## Instruction
Every record must appear in your copy exactly as written, with no pictures.

Data records:
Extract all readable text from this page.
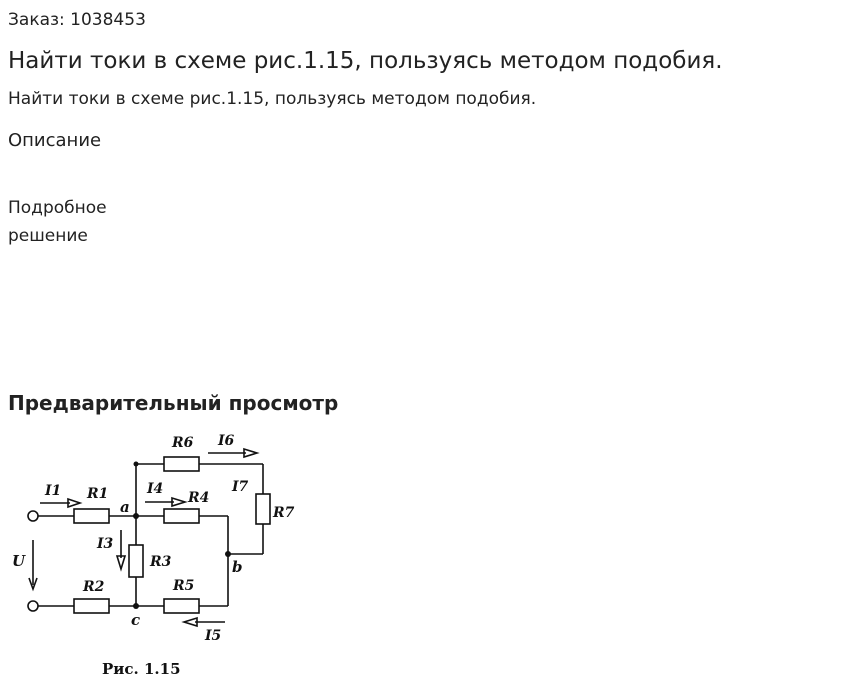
Заказ: 1038453
Найти токи в схеме рис.1.15, пользуясь методом подобия.
Найти токи в схеме рис.1.15, пользуясь методом подобия.
Описание
Подробное решение
Предварительный просмотр
R6 I6
I7
R7
I1 R1
a
I4
R4
I3
R3	b
U
R2	R5
c
I5
Рис. 1.15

## Written reply
Extract all readable text from this page.
Заказ: 1038453
Найти токи в схеме рис.1.15, пользуясь методом подобия.
Найти токи в схеме рис.1.15, пользуясь методом подобия.
Описание
Подробное решение
Предварительный просмотр
R6 I6
I7
R7
I1 R1
a
I4
R4
I3
R3	b
U
R2	R5
c
I5
Рис. 1.15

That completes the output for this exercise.